▶ WHAT NEEDS TO BE DONE
Return all of the lines below exactly as they are.

<<<<

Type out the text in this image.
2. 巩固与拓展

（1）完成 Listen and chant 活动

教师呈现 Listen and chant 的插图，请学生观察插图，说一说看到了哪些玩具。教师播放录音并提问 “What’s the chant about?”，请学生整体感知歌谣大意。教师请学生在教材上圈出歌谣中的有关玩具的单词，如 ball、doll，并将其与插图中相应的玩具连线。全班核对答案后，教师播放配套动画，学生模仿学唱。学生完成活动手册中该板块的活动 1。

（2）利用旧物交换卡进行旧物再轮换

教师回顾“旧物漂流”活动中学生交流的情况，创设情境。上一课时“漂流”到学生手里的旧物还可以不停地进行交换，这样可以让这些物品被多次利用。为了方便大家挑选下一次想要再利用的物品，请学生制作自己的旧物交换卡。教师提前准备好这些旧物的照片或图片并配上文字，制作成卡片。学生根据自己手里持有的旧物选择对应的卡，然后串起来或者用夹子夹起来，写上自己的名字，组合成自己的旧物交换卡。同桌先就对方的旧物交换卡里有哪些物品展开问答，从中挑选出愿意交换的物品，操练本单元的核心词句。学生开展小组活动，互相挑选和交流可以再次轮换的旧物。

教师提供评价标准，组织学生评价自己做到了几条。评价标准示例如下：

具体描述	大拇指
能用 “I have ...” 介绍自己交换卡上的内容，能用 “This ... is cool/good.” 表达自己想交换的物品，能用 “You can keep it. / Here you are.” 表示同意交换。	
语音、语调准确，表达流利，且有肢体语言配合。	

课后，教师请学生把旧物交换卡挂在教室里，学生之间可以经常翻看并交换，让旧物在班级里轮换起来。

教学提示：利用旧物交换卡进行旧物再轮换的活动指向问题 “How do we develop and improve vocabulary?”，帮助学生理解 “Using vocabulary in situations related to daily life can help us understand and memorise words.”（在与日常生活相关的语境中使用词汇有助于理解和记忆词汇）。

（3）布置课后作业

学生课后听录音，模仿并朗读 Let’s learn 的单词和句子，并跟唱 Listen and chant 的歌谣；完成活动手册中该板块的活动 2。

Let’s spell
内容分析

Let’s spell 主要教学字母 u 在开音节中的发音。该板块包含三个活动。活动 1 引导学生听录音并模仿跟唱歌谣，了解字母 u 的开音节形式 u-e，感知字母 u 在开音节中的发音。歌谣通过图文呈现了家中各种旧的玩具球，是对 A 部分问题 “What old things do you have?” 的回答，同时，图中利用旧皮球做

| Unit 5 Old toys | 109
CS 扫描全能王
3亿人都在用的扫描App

>>>>

▶ OUTPUT
Type out the text in this image.
2. 巩固与拓展

（1）完成 Listen and chant 活动

教师呈现 Listen and chant 的插图，请学生观察插图，说一说看到了哪些玩具。教师播放录音并提问 “What’s the chant about?”，请学生整体感知歌谣大意。教师请学生在教材上圈出歌谣中的有关玩具的单词，如 ball、doll，并将其与插图中相应的玩具连线。全班核对答案后，教师播放配套动画，学生模仿学唱。学生完成活动手册中该板块的活动 1。

（2）利用旧物交换卡进行旧物再轮换

教师回顾“旧物漂流”活动中学生交流的情况，创设情境。上一课时“漂流”到学生手里的旧物还可以不停地进行交换，这样可以让这些物品被多次利用。为了方便大家挑选下一次想要再利用的物品，请学生制作自己的旧物交换卡。教师提前准备好这些旧物的照片或图片并配上文字，制作成卡片。学生根据自己手里持有的旧物选择对应的卡，然后串起来或者用夹子夹起来，写上自己的名字，组合成自己的旧物交换卡。同桌先就对方的旧物交换卡里有哪些物品展开问答，从中挑选出愿意交换的物品，操练本单元的核心词句。学生开展小组活动，互相挑选和交流可以再次轮换的旧物。

教师提供评价标准，组织学生评价自己做到了几条。评价标准示例如下：

具体描述	大拇指
能用 “I have ...” 介绍自己交换卡上的内容，能用 “This ... is cool/good.” 表达自己想交换的物品，能用 “You can keep it. / Here you are.” 表示同意交换。	
语音、语调准确，表达流利，且有肢体语言配合。	

课后，教师请学生把旧物交换卡挂在教室里，学生之间可以经常翻看并交换，让旧物在班级里轮换起来。

教学提示：利用旧物交换卡进行旧物再轮换的活动指向问题 “How do we develop and improve vocabulary?”，帮助学生理解 “Using vocabulary in situations related to daily life can help us understand and memorise words.”（在与日常生活相关的语境中使用词汇有助于理解和记忆词汇）。

（3）布置课后作业

学生课后听录音，模仿并朗读 Let’s learn 的单词和句子，并跟唱 Listen and chant 的歌谣；完成活动手册中该板块的活动 2。

Let’s spell
内容分析

Let’s spell 主要教学字母 u 在开音节中的发音。该板块包含三个活动。活动 1 引导学生听录音并模仿跟唱歌谣，了解字母 u 的开音节形式 u-e，感知字母 u 在开音节中的发音。歌谣通过图文呈现了家中各种旧的玩具球，是对 A 部分问题 “What old things do you have?” 的回答，同时，图中利用旧皮球做

| Unit 5 Old toys | 109
CS 扫描全能王
3亿人都在用的扫描App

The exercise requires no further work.